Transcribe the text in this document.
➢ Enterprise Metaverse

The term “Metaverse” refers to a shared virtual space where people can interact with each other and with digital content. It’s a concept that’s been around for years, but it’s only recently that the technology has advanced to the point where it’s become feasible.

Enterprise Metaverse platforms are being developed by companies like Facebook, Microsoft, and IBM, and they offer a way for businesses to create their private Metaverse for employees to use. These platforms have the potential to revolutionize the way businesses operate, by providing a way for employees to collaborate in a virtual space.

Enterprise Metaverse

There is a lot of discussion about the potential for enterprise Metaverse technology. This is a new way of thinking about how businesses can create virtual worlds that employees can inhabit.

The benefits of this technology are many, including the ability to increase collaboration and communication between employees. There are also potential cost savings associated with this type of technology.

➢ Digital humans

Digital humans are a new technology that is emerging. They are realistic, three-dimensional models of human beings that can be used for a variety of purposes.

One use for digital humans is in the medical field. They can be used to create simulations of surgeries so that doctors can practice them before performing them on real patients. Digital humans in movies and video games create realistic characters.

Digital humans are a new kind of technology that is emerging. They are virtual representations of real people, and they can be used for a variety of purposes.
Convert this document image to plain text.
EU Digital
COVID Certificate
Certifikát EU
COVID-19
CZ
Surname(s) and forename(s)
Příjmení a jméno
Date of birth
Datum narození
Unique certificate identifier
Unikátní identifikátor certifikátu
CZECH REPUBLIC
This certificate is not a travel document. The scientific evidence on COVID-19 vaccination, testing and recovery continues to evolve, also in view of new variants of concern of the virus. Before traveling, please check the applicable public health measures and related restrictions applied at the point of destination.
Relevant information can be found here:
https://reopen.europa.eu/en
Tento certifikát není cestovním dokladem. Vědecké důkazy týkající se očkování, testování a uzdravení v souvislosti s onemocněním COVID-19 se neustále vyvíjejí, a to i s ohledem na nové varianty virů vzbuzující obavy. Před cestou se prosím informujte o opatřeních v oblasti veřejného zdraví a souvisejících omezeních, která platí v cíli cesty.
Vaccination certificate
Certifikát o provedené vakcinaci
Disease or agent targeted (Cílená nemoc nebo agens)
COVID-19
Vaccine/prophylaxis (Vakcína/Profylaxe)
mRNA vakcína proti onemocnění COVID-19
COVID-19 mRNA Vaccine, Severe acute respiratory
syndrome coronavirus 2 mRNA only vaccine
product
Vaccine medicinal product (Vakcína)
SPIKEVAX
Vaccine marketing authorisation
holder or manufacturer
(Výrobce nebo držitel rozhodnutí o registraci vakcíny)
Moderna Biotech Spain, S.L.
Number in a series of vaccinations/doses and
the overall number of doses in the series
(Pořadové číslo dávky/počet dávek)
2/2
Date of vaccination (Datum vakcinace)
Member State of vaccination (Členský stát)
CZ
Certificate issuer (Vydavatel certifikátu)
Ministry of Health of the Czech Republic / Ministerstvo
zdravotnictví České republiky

▸ **YOUR ASSIGNMENT**
Check each line of the data above, and please copy the ones in which the string "realistic" occurs.

▸ **ANSWER FOR THE TASK**
Digital humans are a new technology that is emerging. They are realistic, three-dimensional models of human beings that can be used for a variety of purposes.
One use for digital humans is in the medical field. They can be used to create simulations of surgeries so that doctors can practice them before performing them on real patients. Digital humans in movies and video games create realistic characters.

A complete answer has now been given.